═══ Given information ═══
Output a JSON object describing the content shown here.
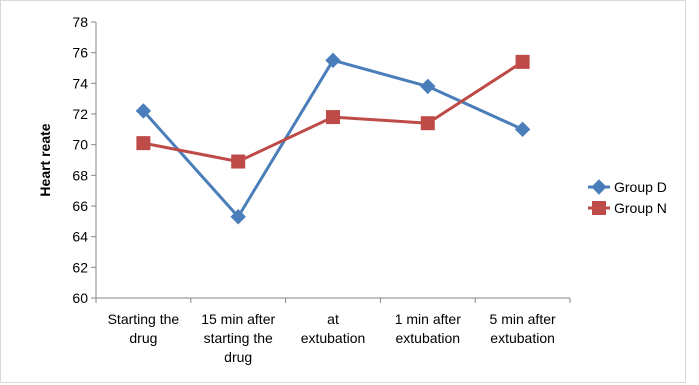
{
  "chart_data": {
    "type": "line",
    "title": "",
    "xlabel": "",
    "ylabel": "Heart reate",
    "ylim": [
      60,
      78
    ],
    "ytick_step": 2,
    "categories": [
      [
        "Starting  the",
        "drug"
      ],
      [
        "15 min after",
        "starting the",
        "drug"
      ],
      [
        "at",
        "extubation"
      ],
      [
        "1 min after",
        "extubation"
      ],
      [
        "5 min after",
        "extubation"
      ]
    ],
    "series": [
      {
        "name": "Group D",
        "values": [
          72.2,
          65.3,
          75.5,
          73.8,
          71.0
        ],
        "color": "#4a7ebb",
        "marker": "diamond"
      },
      {
        "name": "Group N",
        "values": [
          70.1,
          68.9,
          71.8,
          71.4,
          75.4
        ],
        "color": "#be4b48",
        "marker": "square"
      }
    ],
    "grid": false,
    "legend_position": "right"
  }
}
═══
(Job): Keep the pictures out of the copy and write out the data exactly as it stands.

(Task result):
Output a JSON object describing the content shown here.
{
  "chart_data": {
    "type": "line",
    "title": "",
    "xlabel": "",
    "ylabel": "Heart reate",
    "ylim": [
      60,
      78
    ],
    "ytick_step": 2,
    "categories": [
      [
        "Starting  the",
        "drug"
      ],
      [
        "15 min after",
        "starting the",
        "drug"
      ],
      [
        "at",
        "extubation"
      ],
      [
        "1 min after",
        "extubation"
      ],
      [
        "5 min after",
        "extubation"
      ]
    ],
    "series": [
      {
        "name": "Group D",
        "values": [
          72.2,
          65.3,
          75.5,
          73.8,
          71.0
        ],
        "color": "#4a7ebb",
        "marker": "diamond"
      },
      {
        "name": "Group N",
        "values": [
          70.1,
          68.9,
          71.8,
          71.4,
          75.4
        ],
        "color": "#be4b48",
        "marker": "square"
      }
    ],
    "grid": false,
    "legend_position": "right"
  }
}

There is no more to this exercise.